Please copy out the listing below line for line, without changing anything, and leave out the pictures.

▬▬▬▬▬▬▬▬▬▬

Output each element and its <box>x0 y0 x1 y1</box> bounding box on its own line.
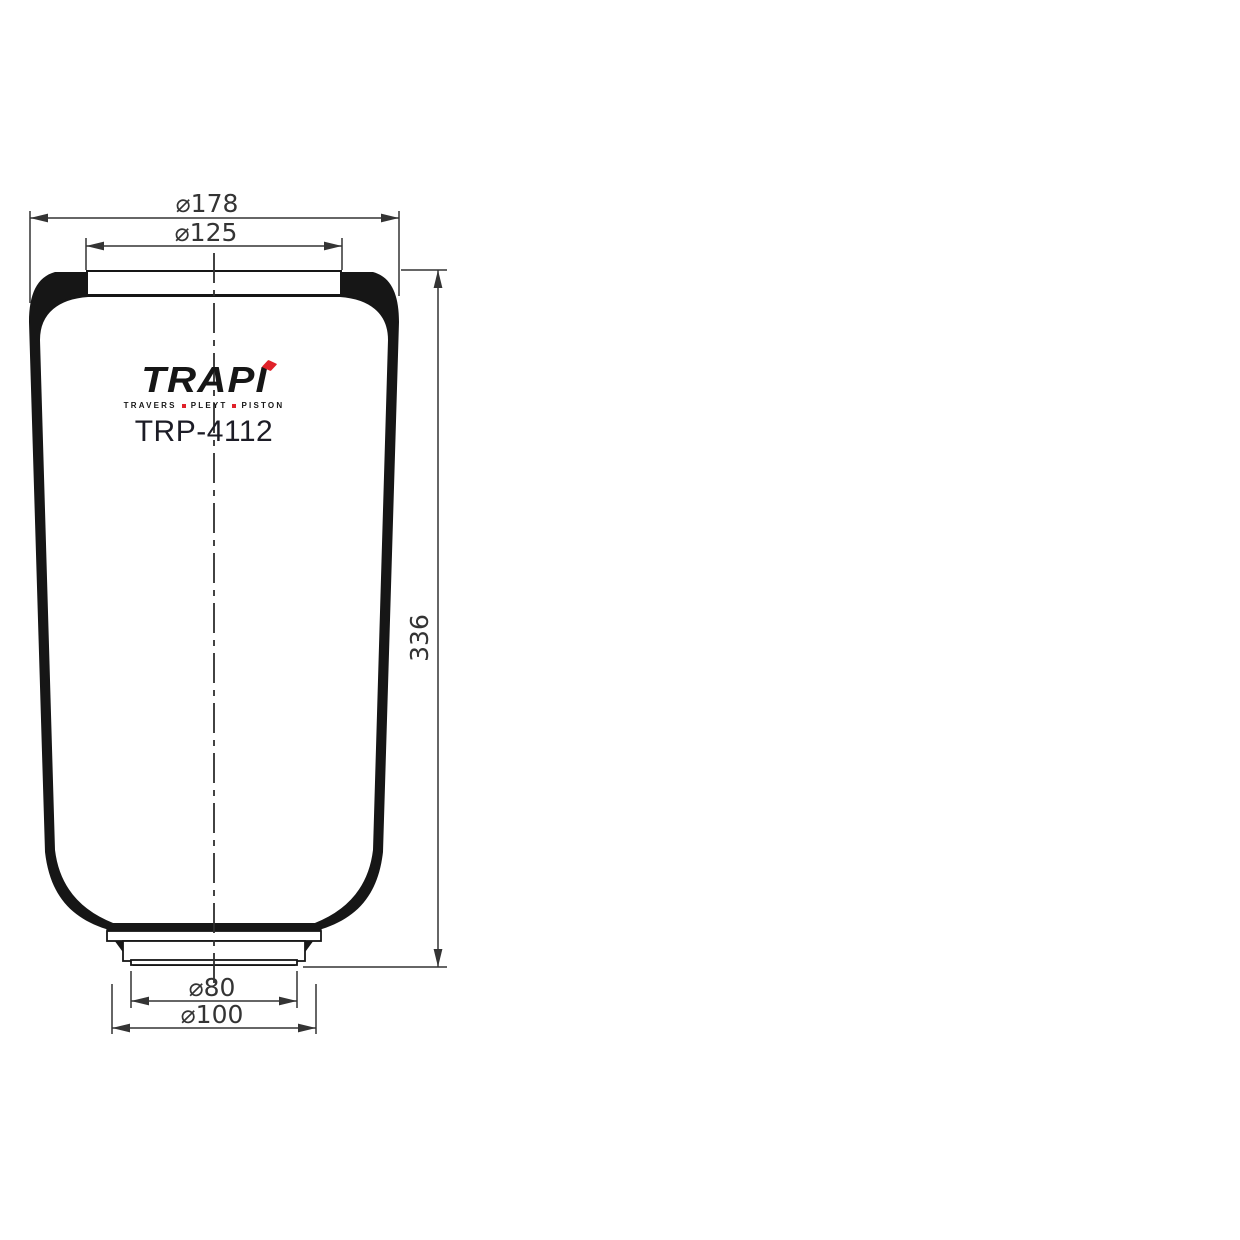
air-spring-technical-drawing: ⌀178 ⌀125 336 ⌀80 ⌀100 <box>0 0 1240 1240</box>
tagline-separator-square <box>182 404 186 408</box>
dim-125-arrow-right <box>324 242 342 251</box>
dim-178-arrow-right <box>381 214 399 223</box>
dim-336-arrow-top <box>434 270 443 288</box>
dim-80-label: ⌀80 <box>189 973 236 1002</box>
brand-name: TRAPI <box>141 359 268 400</box>
tagline-word: PLEYT <box>191 402 228 410</box>
brand-block: TRAPI TRAVERS PLEYT PISTON TRP-4112 <box>118 362 290 447</box>
dim-80-arrow-left <box>131 997 149 1006</box>
dim-336-label: 336 <box>405 614 434 662</box>
dim-125-arrow-left <box>86 242 104 251</box>
dim-178-label: ⌀178 <box>176 189 239 218</box>
tagline-separator-square <box>232 404 236 408</box>
dim-100-arrow-right <box>298 1024 316 1033</box>
dim-336-arrow-bottom <box>434 949 443 967</box>
brand-tagline: TRAVERS PLEYT PISTON <box>118 402 290 410</box>
drawing-page: ⌀178 ⌀125 336 ⌀80 ⌀100 <box>0 0 1240 1240</box>
dim-100-label: ⌀100 <box>181 1000 244 1029</box>
dim-178-arrow-left <box>30 214 48 223</box>
tagline-word: TRAVERS <box>124 402 177 410</box>
dim-125-label: ⌀125 <box>175 218 238 247</box>
part-number: TRP-4112 <box>118 417 290 447</box>
brand-logo: TRAPI <box>141 362 268 398</box>
dim-80-arrow-right <box>279 997 297 1006</box>
tagline-word: PISTON <box>241 402 284 410</box>
dim-100-arrow-left <box>112 1024 130 1033</box>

▬▬▬▬▬▬▬▬▬▬

#### REPLY TO THE EXERCISE
Output each element and its <box>x0 y0 x1 y1</box> bounding box on its own line.
air-spring-technical-drawing: ⌀178 ⌀125 336 ⌀80 ⌀100 <box>0 0 1240 1240</box>
tagline-separator-square <box>182 404 186 408</box>
dim-125-arrow-right <box>324 242 342 251</box>
dim-178-arrow-right <box>381 214 399 223</box>
dim-336-arrow-top <box>434 270 443 288</box>
dim-80-label: ⌀80 <box>189 973 236 1002</box>
brand-name: TRAPI <box>141 359 268 400</box>
tagline-word: PLEYT <box>191 402 228 410</box>
brand-block: TRAPI TRAVERS PLEYT PISTON TRP-4112 <box>118 362 290 447</box>
dim-80-arrow-left <box>131 997 149 1006</box>
dim-336-label: 336 <box>405 614 434 662</box>
dim-125-arrow-left <box>86 242 104 251</box>
dim-178-label: ⌀178 <box>176 189 239 218</box>
tagline-separator-square <box>232 404 236 408</box>
dim-100-arrow-right <box>298 1024 316 1033</box>
dim-336-arrow-bottom <box>434 949 443 967</box>
brand-tagline: TRAVERS PLEYT PISTON <box>118 402 290 410</box>
drawing-page: ⌀178 ⌀125 336 ⌀80 ⌀100 <box>0 0 1240 1240</box>
dim-100-label: ⌀100 <box>181 1000 244 1029</box>
dim-178-arrow-left <box>30 214 48 223</box>
tagline-word: TRAVERS <box>124 402 177 410</box>
dim-125-label: ⌀125 <box>175 218 238 247</box>
part-number: TRP-4112 <box>118 417 290 447</box>
brand-logo: TRAPI <box>141 362 268 398</box>
dim-80-arrow-right <box>279 997 297 1006</box>
tagline-word: PISTON <box>241 402 284 410</box>
dim-100-arrow-left <box>112 1024 130 1033</box>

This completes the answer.